- Job
Copy out the entries below in full and exactly.

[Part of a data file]

┌──

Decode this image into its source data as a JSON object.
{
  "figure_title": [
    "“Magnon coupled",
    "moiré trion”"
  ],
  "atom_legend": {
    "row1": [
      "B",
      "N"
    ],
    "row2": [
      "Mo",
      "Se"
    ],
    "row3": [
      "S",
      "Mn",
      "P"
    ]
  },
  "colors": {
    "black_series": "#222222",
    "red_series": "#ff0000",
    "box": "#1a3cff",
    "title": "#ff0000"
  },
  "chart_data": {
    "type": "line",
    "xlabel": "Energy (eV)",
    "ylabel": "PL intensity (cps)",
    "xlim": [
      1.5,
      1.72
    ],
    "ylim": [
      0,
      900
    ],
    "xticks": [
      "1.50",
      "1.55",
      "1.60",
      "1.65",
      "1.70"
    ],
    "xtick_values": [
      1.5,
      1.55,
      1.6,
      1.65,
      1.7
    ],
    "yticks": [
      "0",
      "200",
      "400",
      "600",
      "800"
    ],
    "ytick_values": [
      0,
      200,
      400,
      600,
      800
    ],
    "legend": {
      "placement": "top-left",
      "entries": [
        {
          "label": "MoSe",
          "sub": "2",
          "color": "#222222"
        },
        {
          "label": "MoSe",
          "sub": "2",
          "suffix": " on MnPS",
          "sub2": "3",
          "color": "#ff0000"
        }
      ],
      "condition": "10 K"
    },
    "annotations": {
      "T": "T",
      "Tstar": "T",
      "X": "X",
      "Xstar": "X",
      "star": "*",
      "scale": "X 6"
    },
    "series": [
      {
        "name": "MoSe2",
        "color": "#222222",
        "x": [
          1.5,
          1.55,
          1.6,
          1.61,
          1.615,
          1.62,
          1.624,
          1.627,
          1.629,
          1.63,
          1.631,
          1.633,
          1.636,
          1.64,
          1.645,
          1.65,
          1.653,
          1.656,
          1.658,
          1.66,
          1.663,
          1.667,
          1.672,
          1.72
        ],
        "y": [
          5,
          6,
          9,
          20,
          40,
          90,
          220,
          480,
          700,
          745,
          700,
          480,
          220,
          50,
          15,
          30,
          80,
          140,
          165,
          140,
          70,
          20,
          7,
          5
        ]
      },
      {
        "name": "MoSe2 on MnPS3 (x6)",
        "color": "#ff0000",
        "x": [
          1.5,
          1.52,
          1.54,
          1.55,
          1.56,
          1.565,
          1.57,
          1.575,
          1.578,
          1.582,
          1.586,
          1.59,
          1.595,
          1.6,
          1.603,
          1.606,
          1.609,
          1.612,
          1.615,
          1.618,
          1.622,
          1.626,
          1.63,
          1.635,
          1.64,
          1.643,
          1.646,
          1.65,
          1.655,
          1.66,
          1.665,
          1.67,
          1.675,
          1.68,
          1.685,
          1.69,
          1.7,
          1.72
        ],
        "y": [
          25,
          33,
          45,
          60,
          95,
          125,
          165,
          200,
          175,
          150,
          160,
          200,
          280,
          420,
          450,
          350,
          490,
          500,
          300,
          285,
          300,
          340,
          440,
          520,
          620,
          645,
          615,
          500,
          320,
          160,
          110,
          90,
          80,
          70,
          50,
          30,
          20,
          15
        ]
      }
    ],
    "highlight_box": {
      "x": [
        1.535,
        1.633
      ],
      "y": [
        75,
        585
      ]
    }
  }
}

└──

- Output of the task
Decode this image into its source data as a JSON object.
{
  "figure_title": [
    "“Magnon coupled",
    "moiré trion”"
  ],
  "atom_legend": {
    "row1": [
      "B",
      "N"
    ],
    "row2": [
      "Mo",
      "Se"
    ],
    "row3": [
      "S",
      "Mn",
      "P"
    ]
  },
  "colors": {
    "black_series": "#222222",
    "red_series": "#ff0000",
    "box": "#1a3cff",
    "title": "#ff0000"
  },
  "chart_data": {
    "type": "line",
    "xlabel": "Energy (eV)",
    "ylabel": "PL intensity (cps)",
    "xlim": [
      1.5,
      1.72
    ],
    "ylim": [
      0,
      900
    ],
    "xticks": [
      "1.50",
      "1.55",
      "1.60",
      "1.65",
      "1.70"
    ],
    "xtick_values": [
      1.5,
      1.55,
      1.6,
      1.65,
      1.7
    ],
    "yticks": [
      "0",
      "200",
      "400",
      "600",
      "800"
    ],
    "ytick_values": [
      0,
      200,
      400,
      600,
      800
    ],
    "legend": {
      "placement": "top-left",
      "entries": [
        {
          "label": "MoSe",
          "sub": "2",
          "color": "#222222"
        },
        {
          "label": "MoSe",
          "sub": "2",
          "suffix": " on MnPS",
          "sub2": "3",
          "color": "#ff0000"
        }
      ],
      "condition": "10 K"
    },
    "annotations": {
      "T": "T",
      "Tstar": "T",
      "X": "X",
      "Xstar": "X",
      "star": "*",
      "scale": "X 6"
    },
    "series": [
      {
        "name": "MoSe2",
        "color": "#222222",
        "x": [
          1.5,
          1.55,
          1.6,
          1.61,
          1.615,
          1.62,
          1.624,
          1.627,
          1.629,
          1.63,
          1.631,
          1.633,
          1.636,
          1.64,
          1.645,
          1.65,
          1.653,
          1.656,
          1.658,
          1.66,
          1.663,
          1.667,
          1.672,
          1.72
        ],
        "y": [
          5,
          6,
          9,
          20,
          40,
          90,
          220,
          480,
          700,
          745,
          700,
          480,
          220,
          50,
          15,
          30,
          80,
          140,
          165,
          140,
          70,
          20,
          7,
          5
        ]
      },
      {
        "name": "MoSe2 on MnPS3 (x6)",
        "color": "#ff0000",
        "x": [
          1.5,
          1.52,
          1.54,
          1.55,
          1.56,
          1.565,
          1.57,
          1.575,
          1.578,
          1.582,
          1.586,
          1.59,
          1.595,
          1.6,
          1.603,
          1.606,
          1.609,
          1.612,
          1.615,
          1.618,
          1.622,
          1.626,
          1.63,
          1.635,
          1.64,
          1.643,
          1.646,
          1.65,
          1.655,
          1.66,
          1.665,
          1.67,
          1.675,
          1.68,
          1.685,
          1.69,
          1.7,
          1.72
        ],
        "y": [
          25,
          33,
          45,
          60,
          95,
          125,
          165,
          200,
          175,
          150,
          160,
          200,
          280,
          420,
          450,
          350,
          490,
          500,
          300,
          285,
          300,
          340,
          440,
          520,
          620,
          645,
          615,
          500,
          320,
          160,
          110,
          90,
          80,
          70,
          50,
          30,
          20,
          15
        ]
      }
    ],
    "highlight_box": {
      "x": [
        1.535,
        1.633
      ],
      "y": [
        75,
        585
      ]
    }
  }
}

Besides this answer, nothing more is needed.